Stored records:
★ ★ ★ ★

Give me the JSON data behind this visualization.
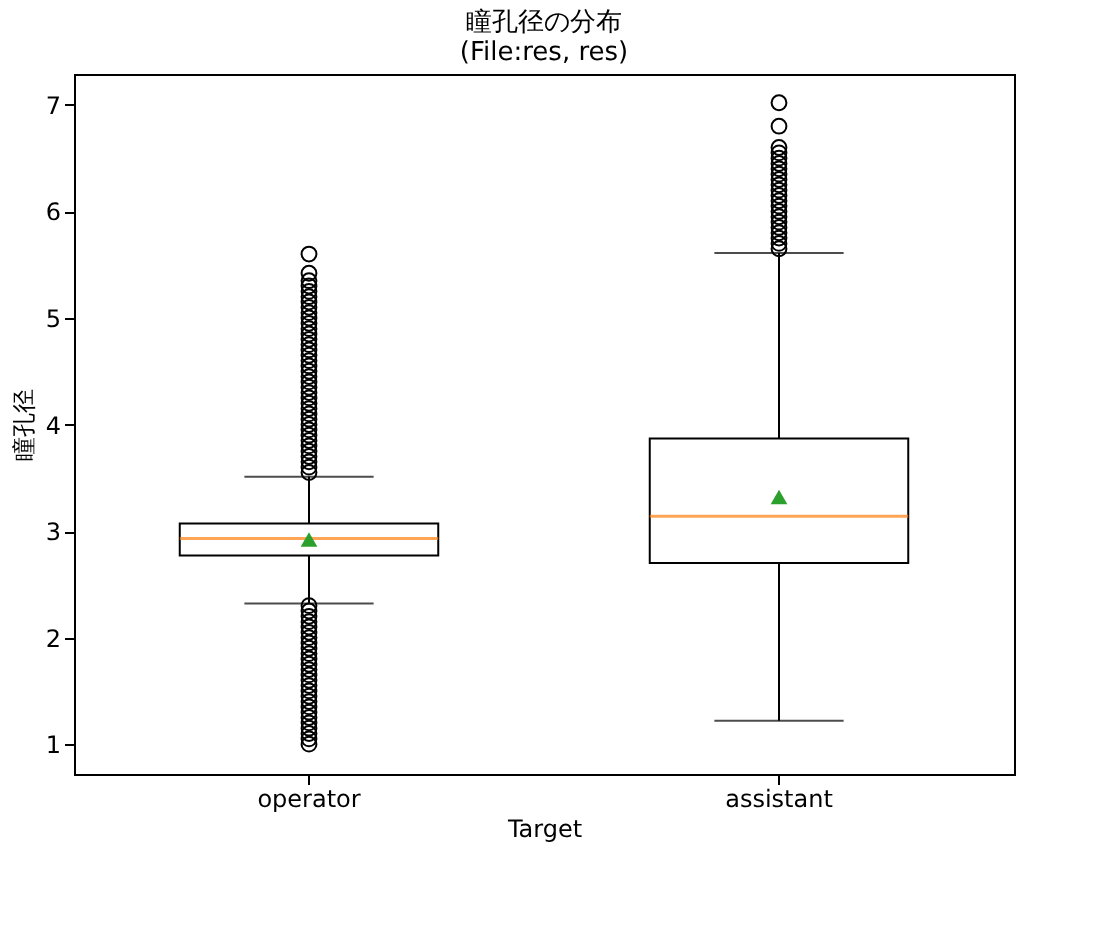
{
  "chart_data": {
    "type": "box",
    "title": "瞳孔径の分布\n(File:res, res)",
    "xlabel": "Target",
    "ylabel": "瞳孔径",
    "categories": [
      "operator",
      "assistant"
    ],
    "boxes": [
      {
        "low": 2.32,
        "q1": 2.77,
        "median": 2.93,
        "q3": 3.07,
        "high": 3.51,
        "mean": 2.92,
        "outliers": [
          1.0,
          1.05,
          1.1,
          1.15,
          1.2,
          1.25,
          1.3,
          1.35,
          1.4,
          1.45,
          1.5,
          1.55,
          1.6,
          1.65,
          1.7,
          1.75,
          1.8,
          1.85,
          1.9,
          1.95,
          2.0,
          2.05,
          2.1,
          2.15,
          2.2,
          2.25,
          2.3,
          3.55,
          3.6,
          3.65,
          3.7,
          3.75,
          3.8,
          3.85,
          3.9,
          3.95,
          4.0,
          4.05,
          4.1,
          4.15,
          4.2,
          4.25,
          4.3,
          4.35,
          4.4,
          4.45,
          4.5,
          4.55,
          4.6,
          4.65,
          4.7,
          4.75,
          4.8,
          4.85,
          4.9,
          4.95,
          5.0,
          5.05,
          5.1,
          5.15,
          5.2,
          5.25,
          5.3,
          5.35,
          5.42,
          5.6
        ]
      },
      {
        "low": 1.22,
        "q1": 2.7,
        "median": 3.14,
        "q3": 3.87,
        "high": 5.61,
        "mean": 3.32,
        "outliers": [
          5.65,
          5.7,
          5.75,
          5.8,
          5.85,
          5.9,
          5.95,
          6.0,
          6.05,
          6.1,
          6.15,
          6.2,
          6.25,
          6.3,
          6.35,
          6.4,
          6.45,
          6.5,
          6.55,
          6.6,
          6.8,
          7.02
        ]
      }
    ],
    "ylim": [
      0.72,
      7.29
    ],
    "yticks": [
      1,
      2,
      3,
      4,
      5,
      6,
      7
    ],
    "grid": false
  }
}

★ ★ ★ ★

▸ **What is asked**:
Transcribe the whole listing exactly. Pictures stay out of your copy.

▸ **The completed task**:
Give me the JSON data behind this visualization.
{
  "chart_data": {
    "type": "box",
    "title": "瞳孔径の分布\n(File:res, res)",
    "xlabel": "Target",
    "ylabel": "瞳孔径",
    "categories": [
      "operator",
      "assistant"
    ],
    "boxes": [
      {
        "low": 2.32,
        "q1": 2.77,
        "median": 2.93,
        "q3": 3.07,
        "high": 3.51,
        "mean": 2.92,
        "outliers": [
          1.0,
          1.05,
          1.1,
          1.15,
          1.2,
          1.25,
          1.3,
          1.35,
          1.4,
          1.45,
          1.5,
          1.55,
          1.6,
          1.65,
          1.7,
          1.75,
          1.8,
          1.85,
          1.9,
          1.95,
          2.0,
          2.05,
          2.1,
          2.15,
          2.2,
          2.25,
          2.3,
          3.55,
          3.6,
          3.65,
          3.7,
          3.75,
          3.8,
          3.85,
          3.9,
          3.95,
          4.0,
          4.05,
          4.1,
          4.15,
          4.2,
          4.25,
          4.3,
          4.35,
          4.4,
          4.45,
          4.5,
          4.55,
          4.6,
          4.65,
          4.7,
          4.75,
          4.8,
          4.85,
          4.9,
          4.95,
          5.0,
          5.05,
          5.1,
          5.15,
          5.2,
          5.25,
          5.3,
          5.35,
          5.42,
          5.6
        ]
      },
      {
        "low": 1.22,
        "q1": 2.7,
        "median": 3.14,
        "q3": 3.87,
        "high": 5.61,
        "mean": 3.32,
        "outliers": [
          5.65,
          5.7,
          5.75,
          5.8,
          5.85,
          5.9,
          5.95,
          6.0,
          6.05,
          6.1,
          6.15,
          6.2,
          6.25,
          6.3,
          6.35,
          6.4,
          6.45,
          6.5,
          6.55,
          6.6,
          6.8,
          7.02
        ]
      }
    ],
    "ylim": [
      0.72,
      7.29
    ],
    "yticks": [
      1,
      2,
      3,
      4,
      5,
      6,
      7
    ],
    "grid": false
  }
}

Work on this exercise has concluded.